> Stored data

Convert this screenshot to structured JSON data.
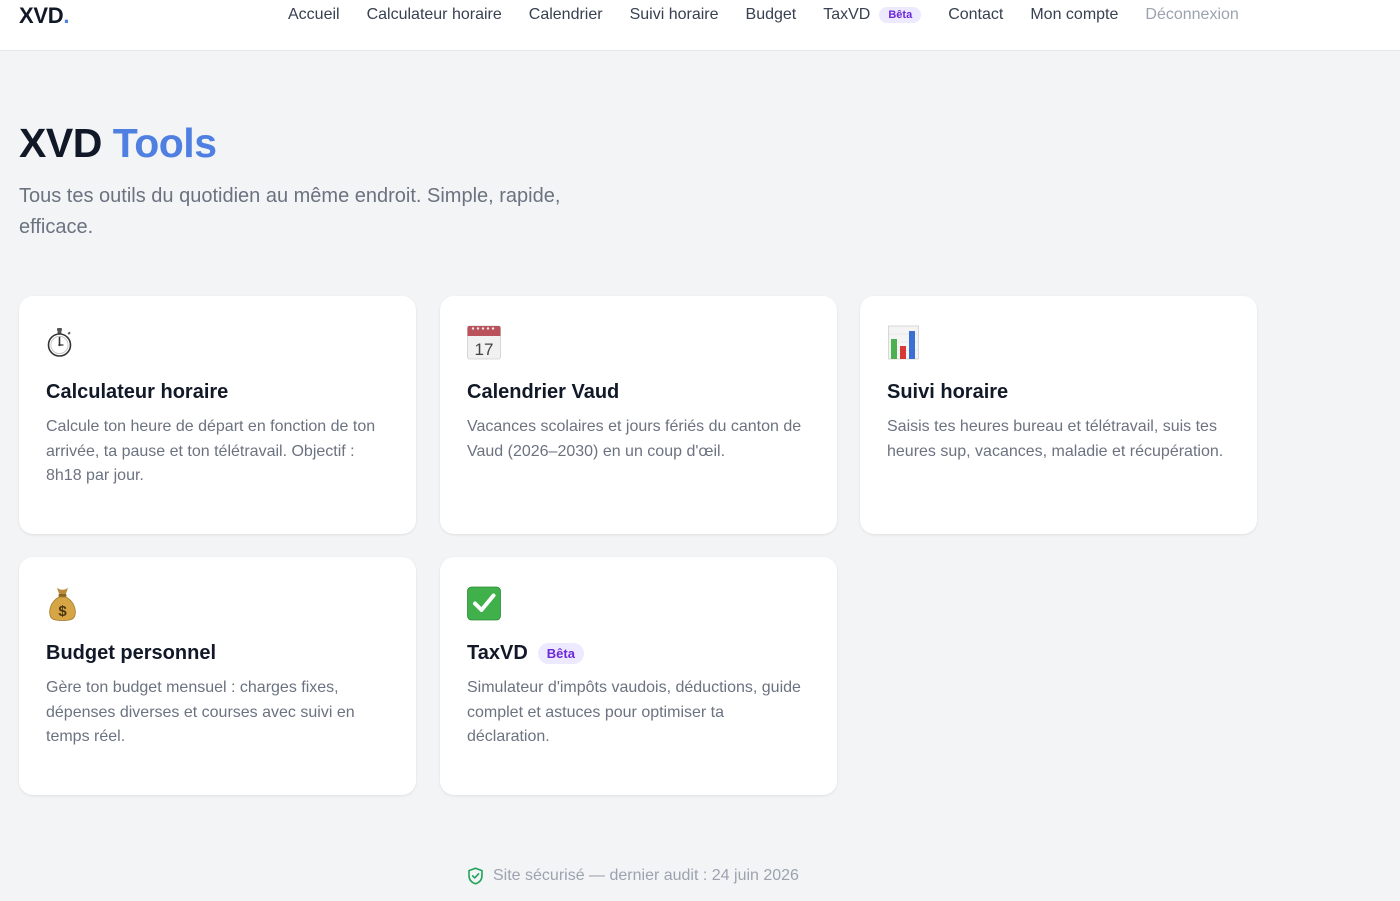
{
  "brand": {
    "name": "XVD",
    "dot": "."
  },
  "nav": {
    "items": [
      {
        "label": "Accueil"
      },
      {
        "label": "Calculateur horaire"
      },
      {
        "label": "Calendrier"
      },
      {
        "label": "Suivi horaire"
      },
      {
        "label": "Budget"
      },
      {
        "label": "TaxVD",
        "badge": "Bêta"
      },
      {
        "label": "Contact"
      },
      {
        "label": "Mon compte"
      },
      {
        "label": "Déconnexion"
      }
    ]
  },
  "hero": {
    "title_main": "XVD",
    "title_accent": "Tools",
    "subtitle": "Tous tes outils du quotidien au même endroit. Simple, rapide, efficace."
  },
  "cards": [
    {
      "icon": "stopwatch-icon",
      "title": "Calculateur horaire",
      "description": "Calcule ton heure de départ en fonction de ton arrivée, ta pause et ton télétravail. Objectif : 8h18 par jour."
    },
    {
      "icon": "calendar-icon",
      "title": "Calendrier Vaud",
      "description": "Vacances scolaires et jours fériés du canton de Vaud (2026–2030) en un coup d'œil.",
      "icon_text": "17"
    },
    {
      "icon": "bar-chart-icon",
      "title": "Suivi horaire",
      "description": "Saisis tes heures bureau et télétravail, suis tes heures sup, vacances, maladie et récupération."
    },
    {
      "icon": "money-bag-icon",
      "title": "Budget personnel",
      "description": "Gère ton budget mensuel : charges fixes, dépenses diverses et courses avec suivi en temps réel."
    },
    {
      "icon": "check-mark-icon",
      "title": "TaxVD",
      "badge": "Bêta",
      "description": "Simulateur d'impôts vaudois, déductions, guide complet et astuces pour optimiser ta déclaration."
    }
  ],
  "footer": {
    "text": "Site sécurisé — dernier audit : 24 juin 2026",
    "icon": "shield-check-icon"
  },
  "colors": {
    "accent": "#4f80e1",
    "badge_bg": "#ede9fe",
    "badge_text": "#6d28d9",
    "shield": "#22a35a",
    "background": "#f3f4f6"
  }
}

> JOB
All the records need to be repeated exactly, with the images dropped.

> SOLVED EXERCISE
Convert this screenshot to structured JSON data.
{
  "brand": {
    "name": "XVD",
    "dot": "."
  },
  "nav": {
    "items": [
      {
        "label": "Accueil"
      },
      {
        "label": "Calculateur horaire"
      },
      {
        "label": "Calendrier"
      },
      {
        "label": "Suivi horaire"
      },
      {
        "label": "Budget"
      },
      {
        "label": "TaxVD",
        "badge": "Bêta"
      },
      {
        "label": "Contact"
      },
      {
        "label": "Mon compte"
      },
      {
        "label": "Déconnexion"
      }
    ]
  },
  "hero": {
    "title_main": "XVD",
    "title_accent": "Tools",
    "subtitle": "Tous tes outils du quotidien au même endroit. Simple, rapide, efficace."
  },
  "cards": [
    {
      "icon": "stopwatch-icon",
      "title": "Calculateur horaire",
      "description": "Calcule ton heure de départ en fonction de ton arrivée, ta pause et ton télétravail. Objectif : 8h18 par jour."
    },
    {
      "icon": "calendar-icon",
      "title": "Calendrier Vaud",
      "description": "Vacances scolaires et jours fériés du canton de Vaud (2026–2030) en un coup d'œil.",
      "icon_text": "17"
    },
    {
      "icon": "bar-chart-icon",
      "title": "Suivi horaire",
      "description": "Saisis tes heures bureau et télétravail, suis tes heures sup, vacances, maladie et récupération."
    },
    {
      "icon": "money-bag-icon",
      "title": "Budget personnel",
      "description": "Gère ton budget mensuel : charges fixes, dépenses diverses et courses avec suivi en temps réel."
    },
    {
      "icon": "check-mark-icon",
      "title": "TaxVD",
      "badge": "Bêta",
      "description": "Simulateur d'impôts vaudois, déductions, guide complet et astuces pour optimiser ta déclaration."
    }
  ],
  "footer": {
    "text": "Site sécurisé — dernier audit : 24 juin 2026",
    "icon": "shield-check-icon"
  },
  "colors": {
    "accent": "#4f80e1",
    "badge_bg": "#ede9fe",
    "badge_text": "#6d28d9",
    "shield": "#22a35a",
    "background": "#f3f4f6"
  }
}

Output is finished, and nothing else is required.